Data shown:
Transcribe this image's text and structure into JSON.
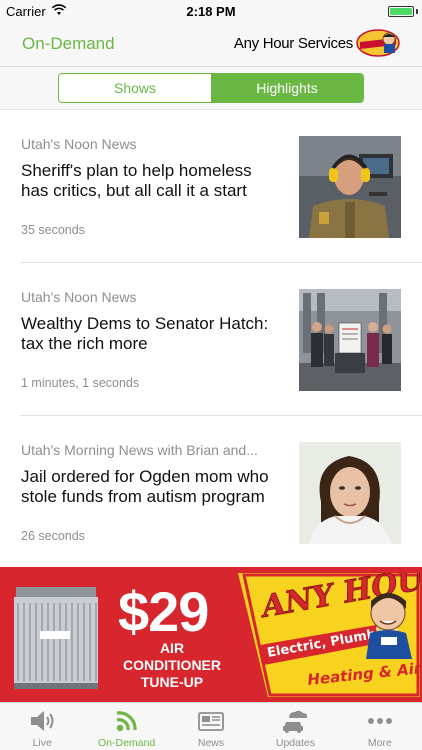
{
  "status_bar": {
    "carrier": "Carrier",
    "time": "2:18 PM",
    "battery_level": 1.0
  },
  "nav": {
    "title": "On-Demand",
    "sponsor_text": "Any Hour Services",
    "sponsor_logo_icon": "any-hour-logo-icon"
  },
  "segments": {
    "items": [
      {
        "label": "Shows",
        "selected": false
      },
      {
        "label": "Highlights",
        "selected": true
      }
    ]
  },
  "stories": [
    {
      "show": "Utah's Noon News",
      "headline": "Sheriff's plan to help homeless has critics, but all call it a start",
      "duration": "35 seconds",
      "thumb_icon": "sheriff-photo-icon"
    },
    {
      "show": "Utah's Noon News",
      "headline": "Wealthy Dems to Senator Hatch: tax the rich more",
      "duration": "1 minutes, 1 seconds",
      "thumb_icon": "protest-photo-icon"
    },
    {
      "show": "Utah's Morning News with Brian and...",
      "headline": "Jail ordered for Ogden mom who stole funds from autism program",
      "duration": "26 seconds",
      "thumb_icon": "mugshot-photo-icon"
    }
  ],
  "ad": {
    "price": "$29",
    "line1": "AIR",
    "line2": "CONDITIONER",
    "line3": "TUNE-UP",
    "logo_text": "ANY HOUR",
    "banner_text": "Electric, Plumbing",
    "sub_text": "Heating & Air"
  },
  "tabs": [
    {
      "label": "Live",
      "icon": "speaker-icon",
      "active": false
    },
    {
      "label": "On-Demand",
      "icon": "podcast-icon",
      "active": true
    },
    {
      "label": "News",
      "icon": "newspaper-icon",
      "active": false
    },
    {
      "label": "Updates",
      "icon": "car-weather-icon",
      "active": false
    },
    {
      "label": "More",
      "icon": "more-icon",
      "active": false
    }
  ],
  "colors": {
    "accent": "#6ab744",
    "ad_red": "#d7262d",
    "secondary_text": "#8e8e8e"
  }
}
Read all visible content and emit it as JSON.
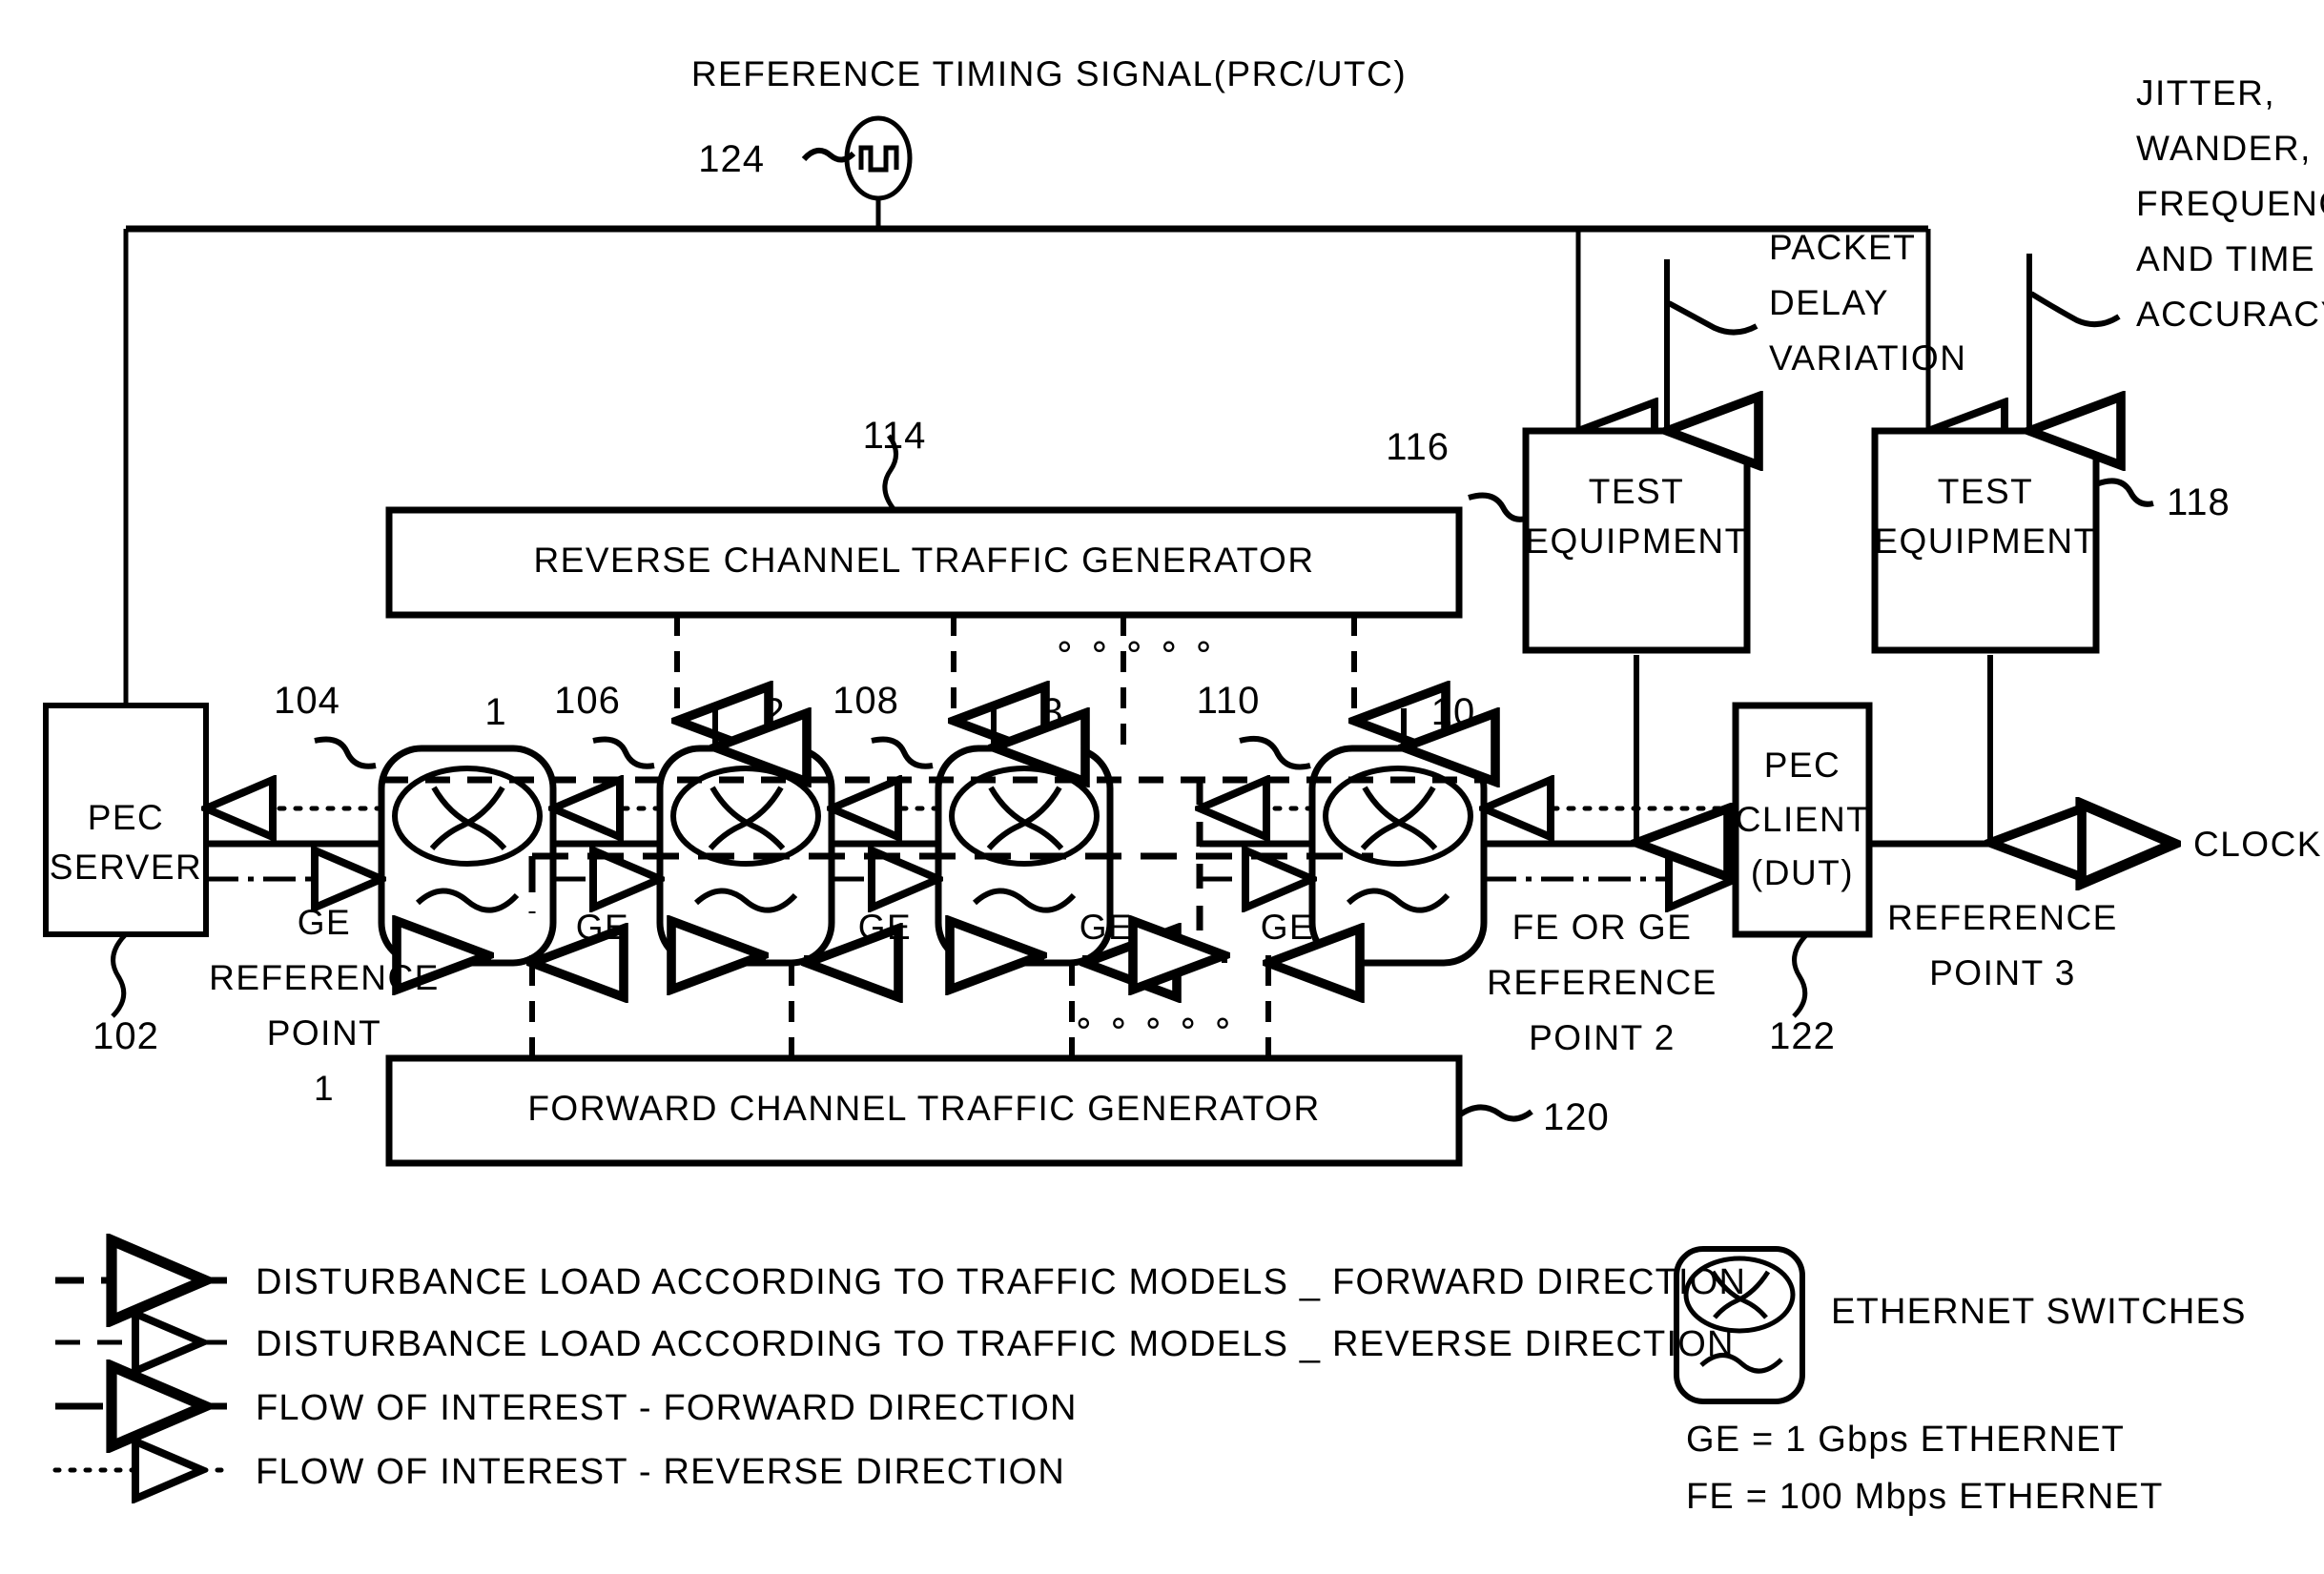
{
  "diagram": {
    "title_top": "REFERENCE TIMING SIGNAL(PRC/UTC)",
    "ref_124": "124",
    "ref_102": "102",
    "ref_104": "104",
    "ref_106": "106",
    "ref_108": "108",
    "ref_110": "110",
    "ref_114": "114",
    "ref_116": "116",
    "ref_118": "118",
    "ref_120": "120",
    "ref_122": "122"
  },
  "blocks": {
    "pec_server_line1": "PEC",
    "pec_server_line2": "SERVER",
    "reverse_generator": "REVERSE CHANNEL TRAFFIC GENERATOR",
    "forward_generator": "FORWARD CHANNEL TRAFFIC GENERATOR",
    "test_equipment_1_line1": "TEST",
    "test_equipment_1_line2": "EQUIPMENT",
    "test_equipment_2_line1": "TEST",
    "test_equipment_2_line2": "EQUIPMENT",
    "pec_client_line1": "PEC",
    "pec_client_line2": "CLIENT",
    "pec_client_line3": "(DUT)"
  },
  "switches": [
    {
      "number": "1",
      "ref": "104"
    },
    {
      "number": "2",
      "ref": "106"
    },
    {
      "number": "3",
      "ref": "108"
    },
    {
      "number": "10",
      "ref": "110"
    }
  ],
  "annotations": {
    "packet_delay_variation": [
      "PACKET",
      "DELAY",
      "VARIATION"
    ],
    "jitter_wander": [
      "JITTER,",
      "WANDER,",
      "FREQUENCY",
      "AND TIME",
      "ACCURACY"
    ],
    "ge_reference_point_1": [
      "GE",
      "REFERENCE",
      "POINT",
      "1"
    ],
    "fe_or_ge_reference_point_2": [
      "FE OR GE",
      "REFERENCE",
      "POINT 2"
    ],
    "reference_point_3": [
      "REFERENCE",
      "POINT 3"
    ],
    "clock": "CLOCK",
    "ge_links": [
      "GE",
      "GE",
      "GE",
      "GE"
    ],
    "ellipsis": "∘ ∘ ∘ ∘ ∘"
  },
  "legend": {
    "items": [
      {
        "style": "dashed-long",
        "label": "DISTURBANCE LOAD ACCORDING TO TRAFFIC MODELS _ FORWARD DIRECTION"
      },
      {
        "style": "dashed-short",
        "label": "DISTURBANCE LOAD ACCORDING TO TRAFFIC MODELS _ REVERSE DIRECTION"
      },
      {
        "style": "dash-dot",
        "label": "FLOW OF INTEREST - FORWARD DIRECTION"
      },
      {
        "style": "dotted",
        "label": "FLOW OF INTEREST - REVERSE DIRECTION"
      }
    ],
    "switch_symbol_label": "ETHERNET SWITCHES",
    "ge_definition": "GE = 1 Gbps ETHERNET",
    "fe_definition": "FE = 100 Mbps ETHERNET"
  },
  "colors": {
    "stroke": "#000000",
    "background": "#ffffff"
  }
}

Exercise prompt:
Each record above should be copied character for character, with pictures dropped.

Expected output:
Transcribe this image's text and structure into JSON.
{
  "status_bar": {
    "carrier": "Carrier",
    "time": "2:18 PM",
    "battery_level": 1.0
  },
  "nav": {
    "title": "On-Demand",
    "sponsor_text": "Any Hour Services",
    "sponsor_logo_icon": "any-hour-logo-icon"
  },
  "segments": {
    "items": [
      {
        "label": "Shows",
        "selected": false
      },
      {
        "label": "Highlights",
        "selected": true
      }
    ]
  },
  "stories": [
    {
      "show": "Utah's Noon News",
      "headline": "Sheriff's plan to help homeless has critics, but all call it a start",
      "duration": "35 seconds",
      "thumb_icon": "sheriff-photo-icon"
    },
    {
      "show": "Utah's Noon News",
      "headline": "Wealthy Dems to Senator Hatch: tax the rich more",
      "duration": "1 minutes, 1 seconds",
      "thumb_icon": "protest-photo-icon"
    },
    {
      "show": "Utah's Morning News with Brian and...",
      "headline": "Jail ordered for Ogden mom who stole funds from autism program",
      "duration": "26 seconds",
      "thumb_icon": "mugshot-photo-icon"
    }
  ],
  "ad": {
    "price": "$29",
    "line1": "AIR",
    "line2": "CONDITIONER",
    "line3": "TUNE-UP",
    "logo_text": "ANY HOUR",
    "banner_text": "Electric, Plumbing",
    "sub_text": "Heating & Air"
  },
  "tabs": [
    {
      "label": "Live",
      "icon": "speaker-icon",
      "active": false
    },
    {
      "label": "On-Demand",
      "icon": "podcast-icon",
      "active": true
    },
    {
      "label": "News",
      "icon": "newspaper-icon",
      "active": false
    },
    {
      "label": "Updates",
      "icon": "car-weather-icon",
      "active": false
    },
    {
      "label": "More",
      "icon": "more-icon",
      "active": false
    }
  ],
  "colors": {
    "accent": "#6ab744",
    "ad_red": "#d7262d",
    "secondary_text": "#8e8e8e"
  }
}
Read all visible content and emit it as JSON.
{
  "diagram": {
    "title_top": "REFERENCE TIMING SIGNAL(PRC/UTC)",
    "ref_124": "124",
    "ref_102": "102",
    "ref_104": "104",
    "ref_106": "106",
    "ref_108": "108",
    "ref_110": "110",
    "ref_114": "114",
    "ref_116": "116",
    "ref_118": "118",
    "ref_120": "120",
    "ref_122": "122"
  },
  "blocks": {
    "pec_server_line1": "PEC",
    "pec_server_line2": "SERVER",
    "reverse_generator": "REVERSE CHANNEL TRAFFIC GENERATOR",
    "forward_generator": "FORWARD CHANNEL TRAFFIC GENERATOR",
    "test_equipment_1_line1": "TEST",
    "test_equipment_1_line2": "EQUIPMENT",
    "test_equipment_2_line1": "TEST",
    "test_equipment_2_line2": "EQUIPMENT",
    "pec_client_line1": "PEC",
    "pec_client_line2": "CLIENT",
    "pec_client_line3": "(DUT)"
  },
  "switches": [
    {
      "number": "1",
      "ref": "104"
    },
    {
      "number": "2",
      "ref": "106"
    },
    {
      "number": "3",
      "ref": "108"
    },
    {
      "number": "10",
      "ref": "110"
    }
  ],
  "annotations": {
    "packet_delay_variation": [
      "PACKET",
      "DELAY",
      "VARIATION"
    ],
    "jitter_wander": [
      "JITTER,",
      "WANDER,",
      "FREQUENCY",
      "AND TIME",
      "ACCURACY"
    ],
    "ge_reference_point_1": [
      "GE",
      "REFERENCE",
      "POINT",
      "1"
    ],
    "fe_or_ge_reference_point_2": [
      "FE OR GE",
      "REFERENCE",
      "POINT 2"
    ],
    "reference_point_3": [
      "REFERENCE",
      "POINT 3"
    ],
    "clock": "CLOCK",
    "ge_links": [
      "GE",
      "GE",
      "GE",
      "GE"
    ],
    "ellipsis": "∘ ∘ ∘ ∘ ∘"
  },
  "legend": {
    "items": [
      {
        "style": "dashed-long",
        "label": "DISTURBANCE LOAD ACCORDING TO TRAFFIC MODELS _ FORWARD DIRECTION"
      },
      {
        "style": "dashed-short",
        "label": "DISTURBANCE LOAD ACCORDING TO TRAFFIC MODELS _ REVERSE DIRECTION"
      },
      {
        "style": "dash-dot",
        "label": "FLOW OF INTEREST - FORWARD DIRECTION"
      },
      {
        "style": "dotted",
        "label": "FLOW OF INTEREST - REVERSE DIRECTION"
      }
    ],
    "switch_symbol_label": "ETHERNET SWITCHES",
    "ge_definition": "GE = 1 Gbps ETHERNET",
    "fe_definition": "FE = 100 Mbps ETHERNET"
  },
  "colors": {
    "stroke": "#000000",
    "background": "#ffffff"
  }
}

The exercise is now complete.